Excerpt provided ::
** BEGIN **
Another concern that I had was exactly what kind of signal this would send to other teenagers or school going children. Rhys had had his fifteen minutes of fame and was a mini celebrity thanks to his notoriety. It is almost inevitable that many teenagers will decide to make someone like Rhys into their role model as he fulfils the role of a typical rebel defying authority and basically not giving a damn. You would not want your child thinking that this kind of antisocial behaviour would make them "cool" or earn the respect of their peers. But if the media is glorifying the bad boy image then it becomes a difficult task for a parent to teach their children otherwise.
** END **
Collected data ::
** BEGIN **
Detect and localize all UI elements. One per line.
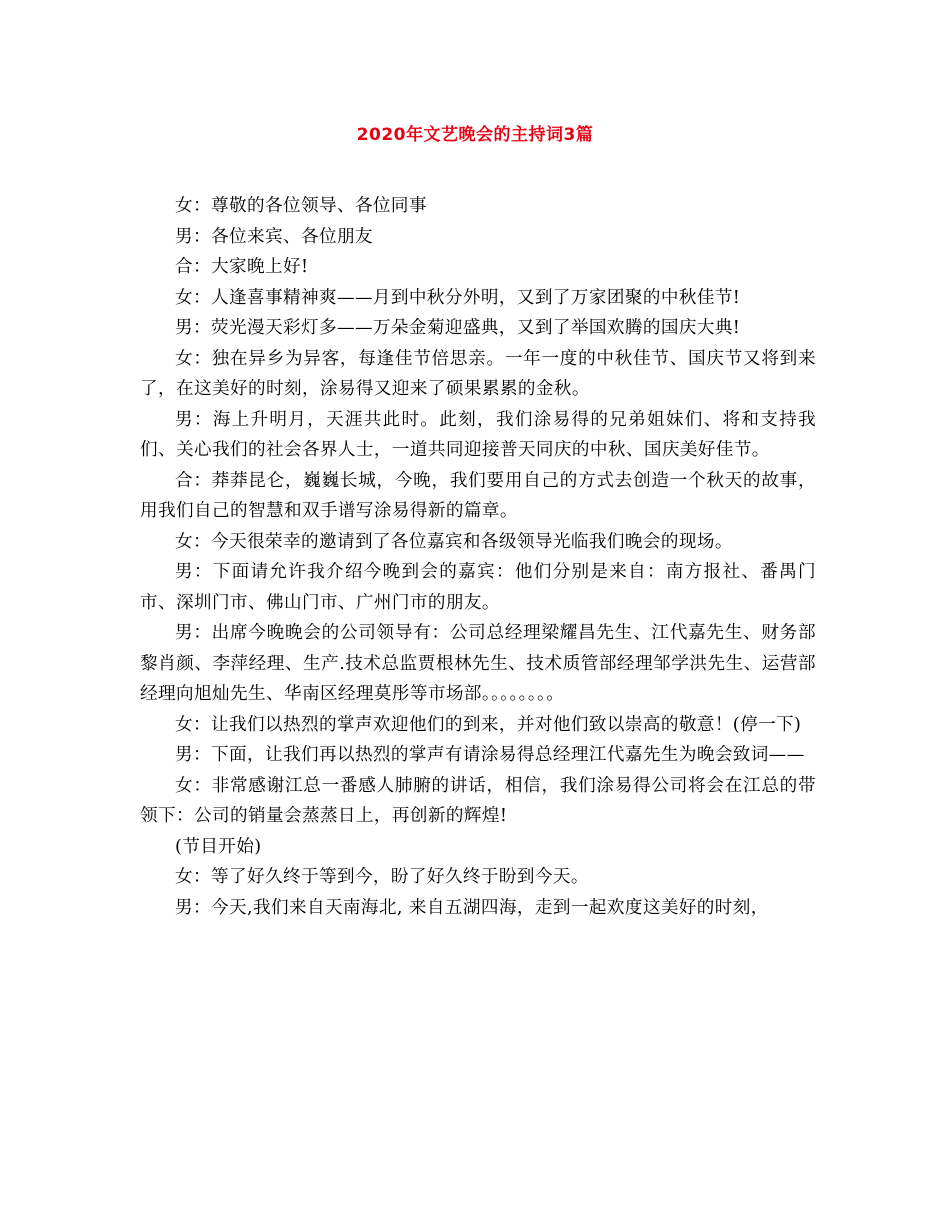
** END **
What is being asked :: Write the next part of the passage about Rhys and the media's bad-boy image, starting after its last sentence. The lines are not needed for what comes next.

Task output ::
It is very difficult to know how to discipline a child as there is a fine balance to be maintained between being too harsh or too lenient. Having read a few books when my eldest daughter was much younger, we tried various methods stated in the books. One was to have a "time out" when your child misbehaved or was naughty. You could do this by sending the child to a corner for a few minutes. Initially this seemed to work until one day my daughter did something she was not supposed to and asked without any prompting whether she should go and stand in the corner! So from that day the "time out" method was dropped. It really is different from child to child and from parent to parent on how best to deal with the concept of discipline. But the main thing is that children should know where the boundaries are.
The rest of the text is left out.